■ **RECORDS**:
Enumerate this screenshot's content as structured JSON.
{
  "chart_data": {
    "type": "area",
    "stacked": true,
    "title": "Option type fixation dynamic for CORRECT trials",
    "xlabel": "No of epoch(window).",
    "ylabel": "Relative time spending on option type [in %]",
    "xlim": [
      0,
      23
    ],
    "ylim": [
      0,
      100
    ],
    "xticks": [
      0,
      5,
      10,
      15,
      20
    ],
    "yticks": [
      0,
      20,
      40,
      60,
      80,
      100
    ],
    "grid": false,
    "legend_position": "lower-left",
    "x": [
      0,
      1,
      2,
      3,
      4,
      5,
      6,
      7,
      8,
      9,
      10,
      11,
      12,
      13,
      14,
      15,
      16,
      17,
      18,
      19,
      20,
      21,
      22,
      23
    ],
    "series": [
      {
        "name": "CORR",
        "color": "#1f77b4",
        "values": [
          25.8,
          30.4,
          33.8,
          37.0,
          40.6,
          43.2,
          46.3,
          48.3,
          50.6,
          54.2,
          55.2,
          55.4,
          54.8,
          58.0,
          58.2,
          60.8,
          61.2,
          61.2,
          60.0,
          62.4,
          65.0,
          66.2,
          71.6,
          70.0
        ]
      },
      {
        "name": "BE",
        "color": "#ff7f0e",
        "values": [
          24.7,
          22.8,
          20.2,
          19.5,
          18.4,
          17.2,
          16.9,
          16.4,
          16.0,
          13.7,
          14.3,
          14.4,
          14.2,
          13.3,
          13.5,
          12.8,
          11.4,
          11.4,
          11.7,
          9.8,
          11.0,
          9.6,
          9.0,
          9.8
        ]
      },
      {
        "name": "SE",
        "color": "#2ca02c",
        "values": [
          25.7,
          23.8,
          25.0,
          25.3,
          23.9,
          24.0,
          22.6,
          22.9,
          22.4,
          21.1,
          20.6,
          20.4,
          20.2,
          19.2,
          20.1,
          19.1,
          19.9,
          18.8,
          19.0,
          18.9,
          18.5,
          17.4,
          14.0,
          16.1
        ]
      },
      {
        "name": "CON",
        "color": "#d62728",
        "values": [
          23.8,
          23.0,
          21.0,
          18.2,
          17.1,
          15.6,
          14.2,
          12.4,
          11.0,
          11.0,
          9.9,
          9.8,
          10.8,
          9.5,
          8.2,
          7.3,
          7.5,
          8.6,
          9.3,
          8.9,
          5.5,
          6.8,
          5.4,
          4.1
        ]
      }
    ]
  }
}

■ **OBJECTIVE**: Quote every line of the data, word for word.

■ **RESPONSE BELOW**:
Enumerate this screenshot's content as structured JSON.
{
  "chart_data": {
    "type": "area",
    "stacked": true,
    "title": "Option type fixation dynamic for CORRECT trials",
    "xlabel": "No of epoch(window).",
    "ylabel": "Relative time spending on option type [in %]",
    "xlim": [
      0,
      23
    ],
    "ylim": [
      0,
      100
    ],
    "xticks": [
      0,
      5,
      10,
      15,
      20
    ],
    "yticks": [
      0,
      20,
      40,
      60,
      80,
      100
    ],
    "grid": false,
    "legend_position": "lower-left",
    "x": [
      0,
      1,
      2,
      3,
      4,
      5,
      6,
      7,
      8,
      9,
      10,
      11,
      12,
      13,
      14,
      15,
      16,
      17,
      18,
      19,
      20,
      21,
      22,
      23
    ],
    "series": [
      {
        "name": "CORR",
        "color": "#1f77b4",
        "values": [
          25.8,
          30.4,
          33.8,
          37.0,
          40.6,
          43.2,
          46.3,
          48.3,
          50.6,
          54.2,
          55.2,
          55.4,
          54.8,
          58.0,
          58.2,
          60.8,
          61.2,
          61.2,
          60.0,
          62.4,
          65.0,
          66.2,
          71.6,
          70.0
        ]
      },
      {
        "name": "BE",
        "color": "#ff7f0e",
        "values": [
          24.7,
          22.8,
          20.2,
          19.5,
          18.4,
          17.2,
          16.9,
          16.4,
          16.0,
          13.7,
          14.3,
          14.4,
          14.2,
          13.3,
          13.5,
          12.8,
          11.4,
          11.4,
          11.7,
          9.8,
          11.0,
          9.6,
          9.0,
          9.8
        ]
      },
      {
        "name": "SE",
        "color": "#2ca02c",
        "values": [
          25.7,
          23.8,
          25.0,
          25.3,
          23.9,
          24.0,
          22.6,
          22.9,
          22.4,
          21.1,
          20.6,
          20.4,
          20.2,
          19.2,
          20.1,
          19.1,
          19.9,
          18.8,
          19.0,
          18.9,
          18.5,
          17.4,
          14.0,
          16.1
        ]
      },
      {
        "name": "CON",
        "color": "#d62728",
        "values": [
          23.8,
          23.0,
          21.0,
          18.2,
          17.1,
          15.6,
          14.2,
          12.4,
          11.0,
          11.0,
          9.9,
          9.8,
          10.8,
          9.5,
          8.2,
          7.3,
          7.5,
          8.6,
          9.3,
          8.9,
          5.5,
          6.8,
          5.4,
          4.1
        ]
      }
    ]
  }
}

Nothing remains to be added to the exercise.